- _Source material_:
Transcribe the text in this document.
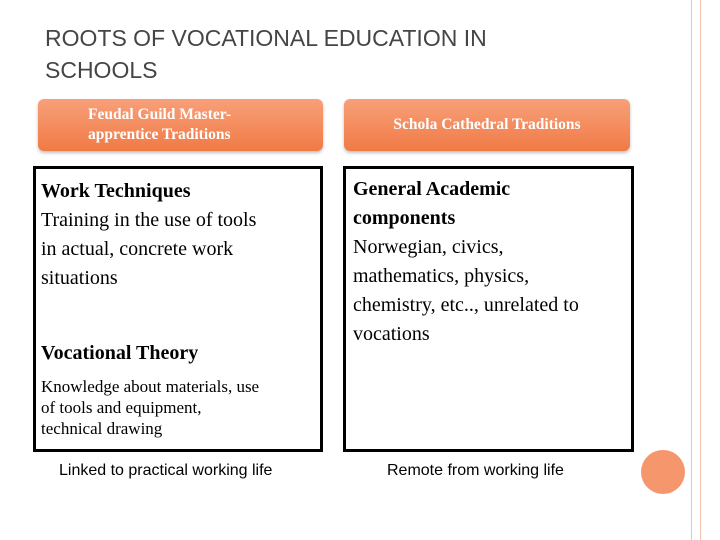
ROOTS OF VOCATIONAL EDUCATION IN
SCHOOLS
Feudal Guild Master-
apprentice Traditions
Schola Cathedral Traditions
Work Techniques
Training in the use of tools
in actual, concrete work
situations
Vocational Theory
Knowledge about materials, use
of tools and equipment,
technical drawing
General Academic
components
Norwegian, civics,
mathematics, physics,
chemistry, etc.., unrelated to
vocations
Linked to practical working life	Remote from working life
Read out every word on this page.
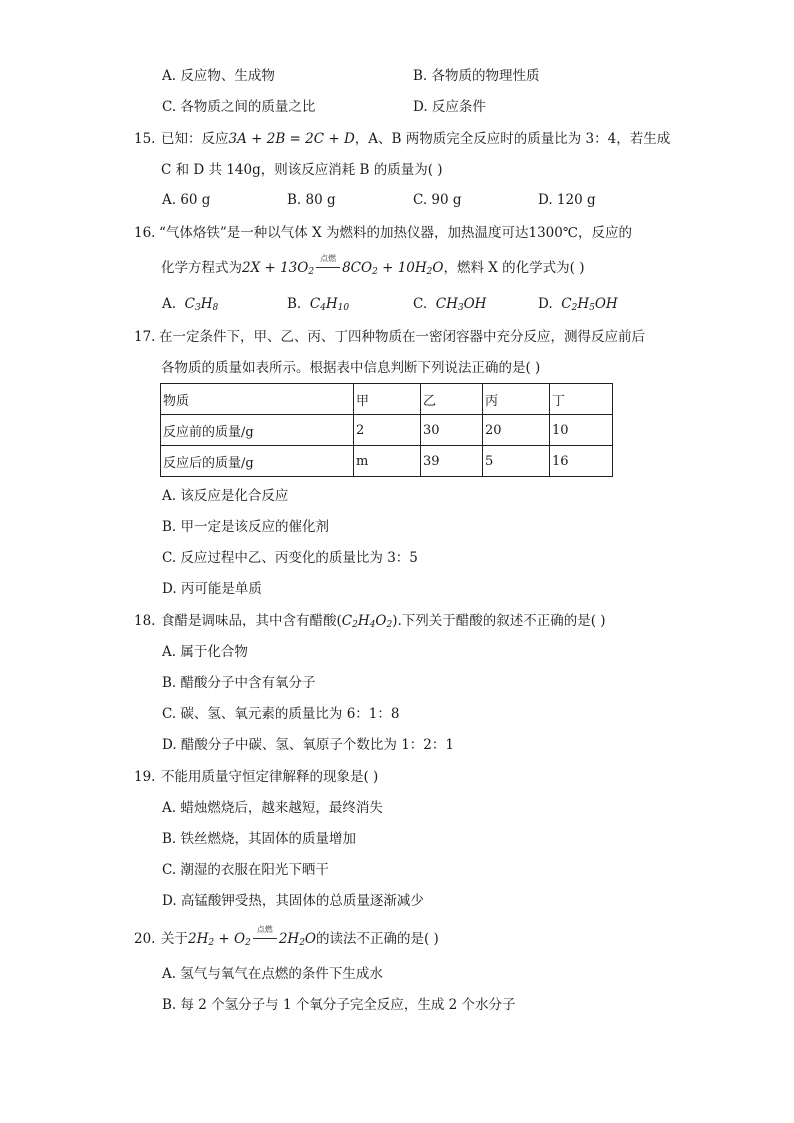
A. 反应物、生成物	B. 各物质的物理性质
C. 各物质之间的质量之比	D. 反应条件
15. 已知：反应3A + 2B = 2C + D，A、B 两物质完全反应时的质量比为 3：4，若生成
C 和 D 共 140g，则该反应消耗 B 的质量为( )
A. 60 g	B. 80 g	C. 90 g	D. 120 g
16. “气体烙铁”是一种以气体 X 为燃料的加热仪器，加热温度可达1300℃，反应的
化学方程式为$2X + 13O_2$
点燃
$8CO_2 + 10H_2O$，燃料 X 的化学式为( )
A. $C_3H_8$	B. $C_4H_{10}$	C. $CH_3OH$	D. $C_2H_5OH$
17. 在一定条件下，甲、乙、丙、丁四种物质在一密闭容器中充分反应，测得反应前后
各物质的质量如表所示。根据表中信息判断下列说法正确的是( )
物质	甲	乙	丙	丁
反应前的质量/g	2	30	20	10
反应后的质量/g	m	39	5	16
A. 该反应是化合反应
B. 甲一定是该反应的催化剂
C. 反应过程中乙、丙变化的质量比为 3：5
D. 丙可能是单质
18. 食醋是调味品，其中含有醋酸$(C_2H_4O_2)$.下列关于醋酸的叙述不正确的是( )
A. 属于化合物
B. 醋酸分子中含有氧分子
C. 碳、氢、氧元素的质量比为 6：1：8
D. 醋酸分子中碳、氢、氧原子个数比为 1：2：1
19. 不能用质量守恒定律解释的现象是( )
A. 蜡烛燃烧后，越来越短，最终消失
B. 铁丝燃烧，其固体的质量增加
C. 潮湿的衣服在阳光下晒干
D. 高锰酸钾受热，其固体的总质量逐渐减少
20. 关于$2H_2 + O_2$
点燃
$2H_2O$的读法不正确的是( )
A. 氢气与氧气在点燃的条件下生成水
B. 每 2 个氢分子与 1 个氧分子完全反应，生成 2 个水分子
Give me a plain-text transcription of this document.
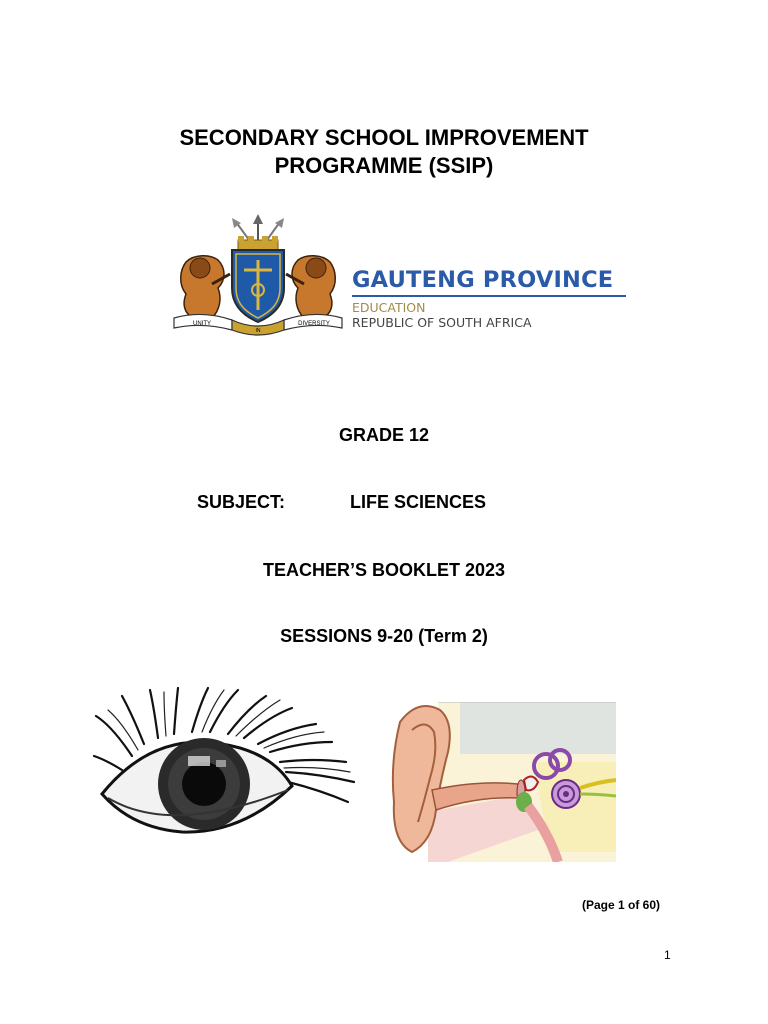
SECONDARY SCHOOL IMPROVEMENT
PROGRAMME (SSIP)
UNITY
IN
DIVERSITY
GAUTENG PROVINCE
EDUCATION
REPUBLIC OF SOUTH AFRICA
GRADE 12
SUBJECT:	LIFE SCIENCES
TEACHER’S BOOKLET 2023
SESSIONS 9-20 (Term 2)
(Page 1 of 60)
1
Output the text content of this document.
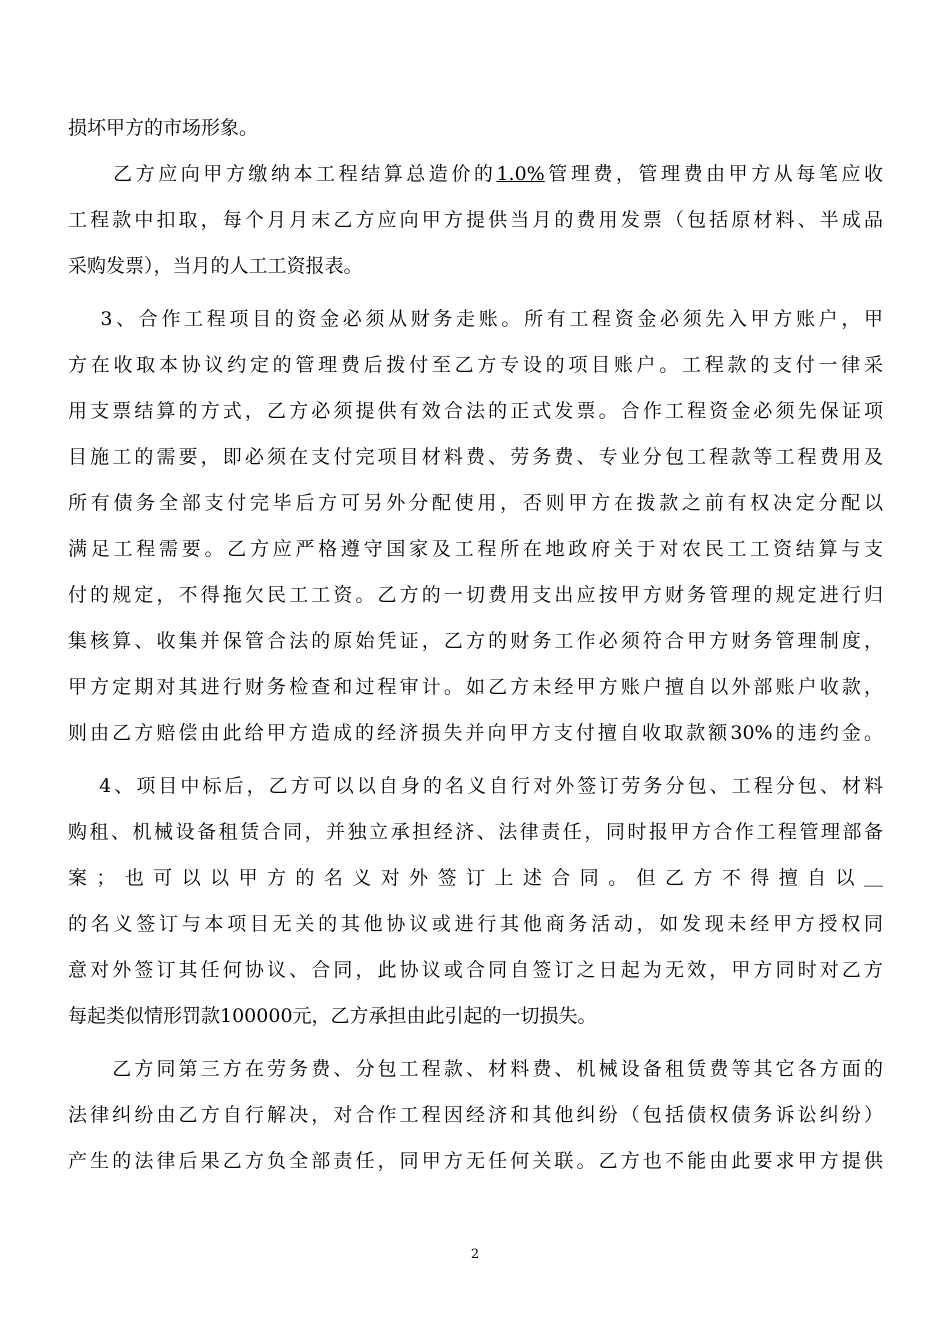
损坏甲方的市场形象。
　　乙方应向甲方缴纳本工程结算总造价的1.0%管理费，管理费由甲方从每笔应收
工程款中扣取，每个月月末乙方应向甲方提供当月的费用发票（包括原材料、半成品
采购发票），当月的人工工资报表。
　 3、合作工程项目的资金必须从财务走账。所有工程资金必须先入甲方账户，甲
方在收取本协议约定的管理费后拨付至乙方专设的项目账户。工程款的支付一律采
用支票结算的方式，乙方必须提供有效合法的正式发票。合作工程资金必须先保证项
目施工的需要，即必须在支付完项目材料费、劳务费、专业分包工程款等工程费用及
所有债务全部支付完毕后方可另外分配使用，否则甲方在拨款之前有权决定分配以
满足工程需要。乙方应严格遵守国家及工程所在地政府关于对农民工工资结算与支
付的规定，不得拖欠民工工资。乙方的一切费用支出应按甲方财务管理的规定进行归
集核算、收集并保管合法的原始凭证，乙方的财务工作必须符合甲方财务管理制度，
甲方定期对其进行财务检查和过程审计。如乙方未经甲方账户擅自以外部账户收款，
则由乙方赔偿由此给甲方造成的经济损失并向甲方支付擅自收取款额30%的违约金。
　 4、项目中标后，乙方可以以自身的名义自行对外签订劳务分包、工程分包、材料
购租、机械设备租赁合同，并独立承担经济、法律责任，同时报甲方合作工程管理部备
案；也可以以甲方的名义对外签订上述合同。但乙方不得擅自以＿
的名义签订与本项目无关的其他协议或进行其他商务活动，如发现未经甲方授权同
意对外签订其任何协议、合同，此协议或合同自签订之日起为无效，甲方同时对乙方
每起类似情形罚款100000元，乙方承担由此引起的一切损失。
　　乙方同第三方在劳务费、分包工程款、材料费、机械设备租赁费等其它各方面的
法律纠纷由乙方自行解决，对合作工程因经济和其他纠纷（包括债权债务诉讼纠纷）
产生的法律后果乙方负全部责任，同甲方无任何关联。乙方也不能由此要求甲方提供
2
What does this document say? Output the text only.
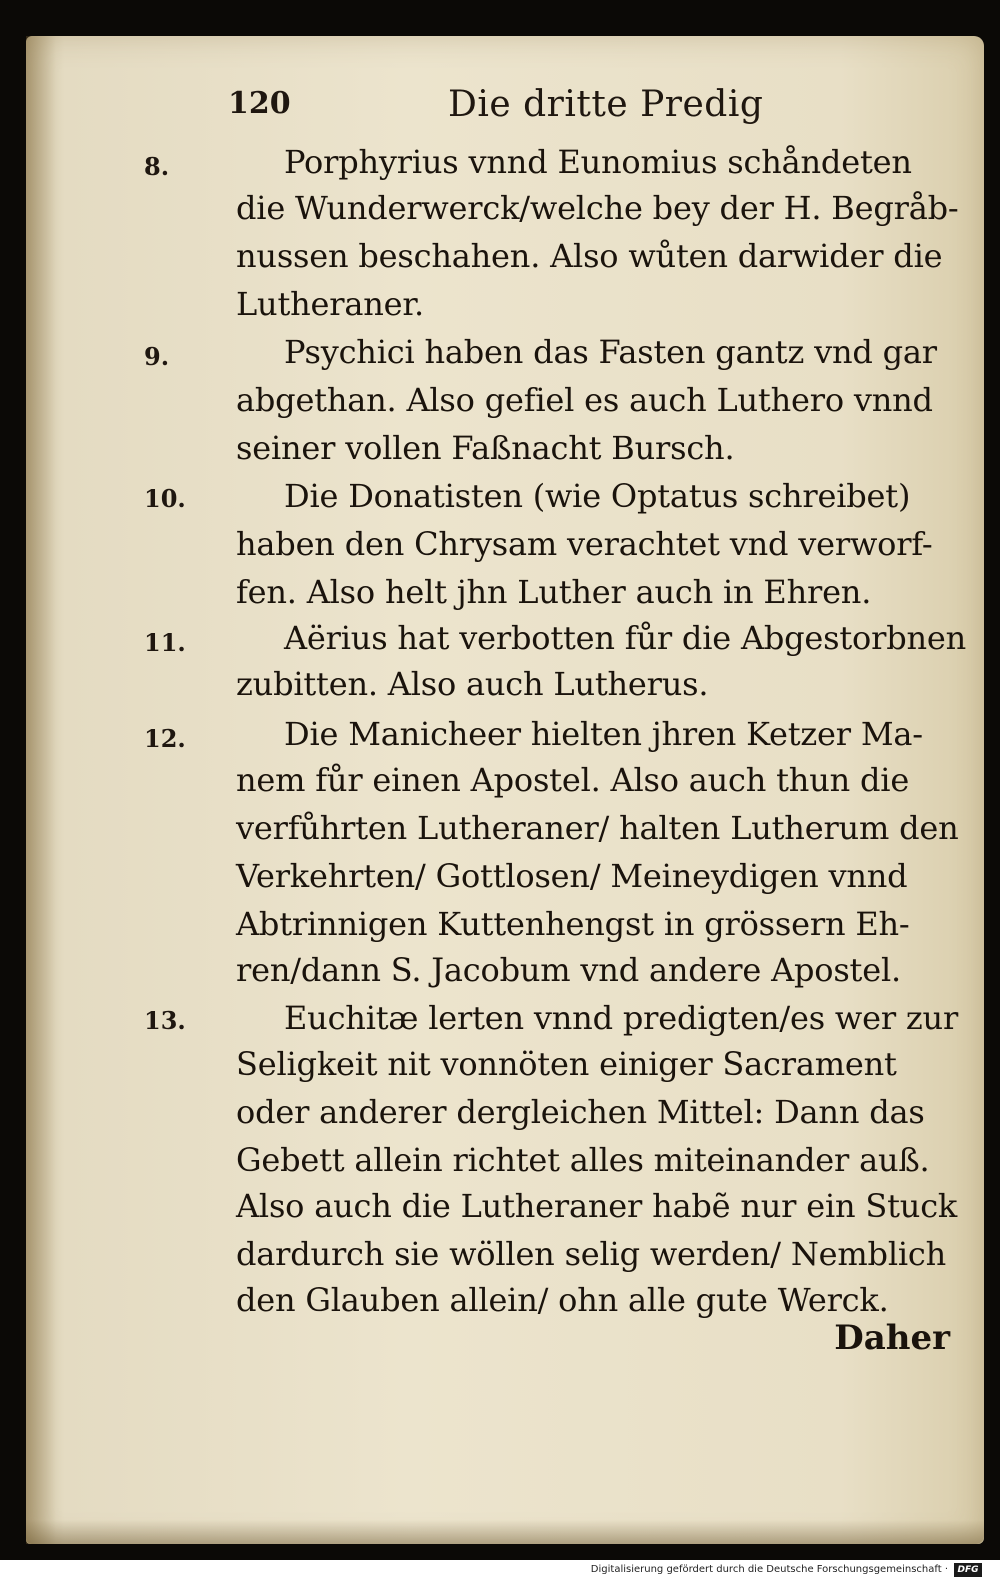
120	Die dritte Predig
8.
9.
10.
11.
12.
13.
Porphyrius vnnd Eunomius schåndeten
die Wunderwerck/welche bey der H. Begråb-
nussen beschahen. Also wůten darwider die
Lutheraner.
Psychici haben das Fasten gantz vnd gar
abgethan. Also gefiel es auch Luthero vnnd
seiner vollen Faßnacht Bursch.
Die Donatisten (wie Optatus schreibet)
haben den Chrysam verachtet vnd verworf-
fen. Also helt jhn Luther auch in Ehren.
Aërius hat verbotten fůr die Abgestorbnen
zubitten. Also auch Lutherus.
Die Manicheer hielten jhren Ketzer Ma-
nem fůr einen Apostel. Also auch thun die
verfůhrten Lutheraner/ halten Lutherum den
Verkehrten/ Gottlosen/ Meineydigen vnnd
Abtrinnigen Kuttenhengst in grössern Eh-
ren/dann S. Jacobum vnd andere Apostel.
Euchitæ lerten vnnd predigten/es wer zur
Seligkeit nit vonnöten einiger Sacrament
oder anderer dergleichen Mittel: Dann das
Gebett allein richtet alles miteinander auß.
Also auch die Lutheraner habẽ nur ein Stuck
dardurch sie wöllen selig werden/ Nemblich
den Glauben allein/ ohn alle gute Werck.
Daher
Digitalisierung gefördert durch die Deutsche Forschungsgemeinschaft ·	DFG
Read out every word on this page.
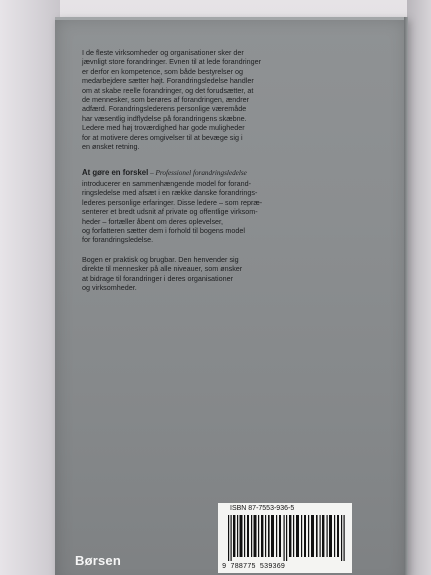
I de fleste virksomheder og organisationer sker der
jævnligt store forandringer. Evnen til at lede forandringer
er derfor en kompetence, som både bestyrelser og
medarbejdere sætter højt. Forandringsledelse handler
om at skabe reelle forandringer, og det forudsætter, at
de mennesker, som berøres af forandringen, ændrer
adfærd. Forandringslederens personlige væremåde
har væsentlig indflydelse på forandringens skæbne.
Ledere med høj troværdighed har gode muligheder
for at motivere deres omgivelser til at bevæge sig i
en ønsket retning.
At gøre en forskel – Professionel forandringsledelse
introducerer en sammenhængende model for forand-
ringsledelse med afsæt i en række danske forandrings-
lederes personlige erfaringer. Disse ledere – som repræ-
senterer et bredt udsnit af private og offentlige virksom-
heder – fortæller åbent om deres oplevelser,
og forfatteren sætter dem i forhold til bogens model
for forandringsledelse.
Bogen er praktisk og brugbar. Den henvender sig
direkte til mennesker på alle niveauer, som ønsker
at bidrage til forandringer i deres organisationer
og virksomheder.
ISBN 87-7553-936-5
9 788775 539369
Børsen
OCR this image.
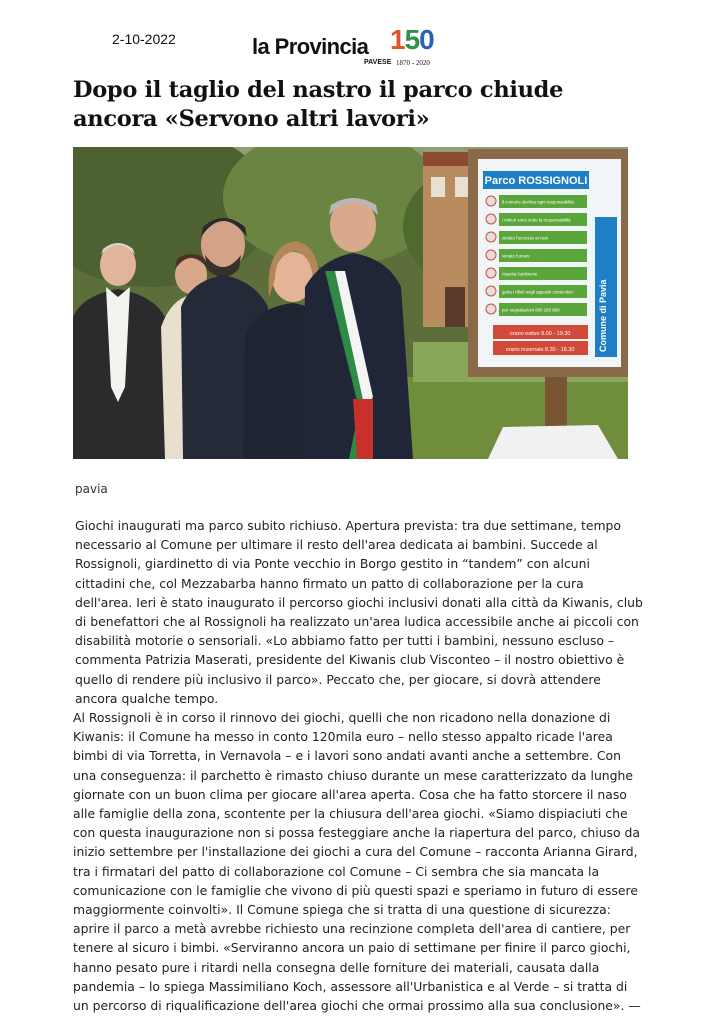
2-10-2022	la Provincia 150
PAVESE 1870 - 2020
Dopo il taglio del nastro il parco chiude ancora «Servono altri lavori»
Parco ROSSIGNOLI
il comune declina ogni responsabilità
i minori sono sotto la responsabilità
vietato l'accesso ai cani
vietato fumare
rispetta l'ambiente
getta i rifiuti negli appositi contenitori
per segnalazioni 800 193 860
orario estivo 8.00 - 19.30
orario invernale 8.30 - 18.30	Comune di Pavia
pavia

Giochi inaugurati ma parco subito richiuso. Apertura prevista: tra due settimane, tempo necessario al Comune per ultimare il resto dell'area dedicata ai bambini. Succede al Rossignoli, giardinetto di via Ponte vecchio in Borgo gestito in “tandem” con alcuni cittadini che, col Mezzabarba hanno firmato un patto di collaborazione per la cura dell'area. Ieri è stato inaugurato il percorso giochi inclusivi donati alla città da Kiwanis, club di benefattori che al Rossignoli ha realizzato un'area ludica accessibile anche ai piccoli con disabilità motorie o sensoriali. «Lo abbiamo fatto per tutti i bambini, nessuno escluso – commenta Patrizia Maserati, presidente del Kiwanis club Visconteo – il nostro obiettivo è quello di rendere più inclusivo il parco». Peccato che, per giocare, si dovrà attendere ancora qualche tempo.

Al Rossignoli è in corso il rinnovo dei giochi, quelli che non ricadono nella donazione di Kiwanis: il Comune ha messo in conto 120mila euro – nello stesso appalto ricade l'area bimbi di via Torretta, in Vernavola – e i lavori sono andati avanti anche a settembre. Con una conseguenza: il parchetto è rimasto chiuso durante un mese caratterizzato da lunghe giornate con un buon clima per giocare all'area aperta. Cosa che ha fatto storcere il naso alle famiglie della zona, scontente per la chiusura dell'area giochi. «Siamo dispiaciuti che con questa inaugurazione non si possa festeggiare anche la riapertura del parco, chiuso da inizio settembre per l'installazione dei giochi a cura del Comune – racconta Arianna Girard, tra i firmatari del patto di collaborazione col Comune – Ci sembra che sia mancata la comunicazione con le famiglie che vivono di più questi spazi e speriamo in futuro di essere maggiormente coinvolti». Il Comune spiega che si tratta di una questione di sicurezza: aprire il parco a metà avrebbe richiesto una recinzione completa dell'area di cantiere, per tenere al sicuro i bimbi. «Serviranno ancora un paio di settimane per finire il parco giochi, hanno pesato pure i ritardi nella consegna delle forniture dei materiali, causata dalla pandemia – lo spiega Massimiliano Koch, assessore all'Urbanistica e al Verde – si tratta di un percorso di riqualificazione dell'area giochi che ormai prossimo alla sua conclusione». —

- _Challenge_:
Go through the material above and count the lines that include "allein". Give the number alone.

- _Solved exercise_:
2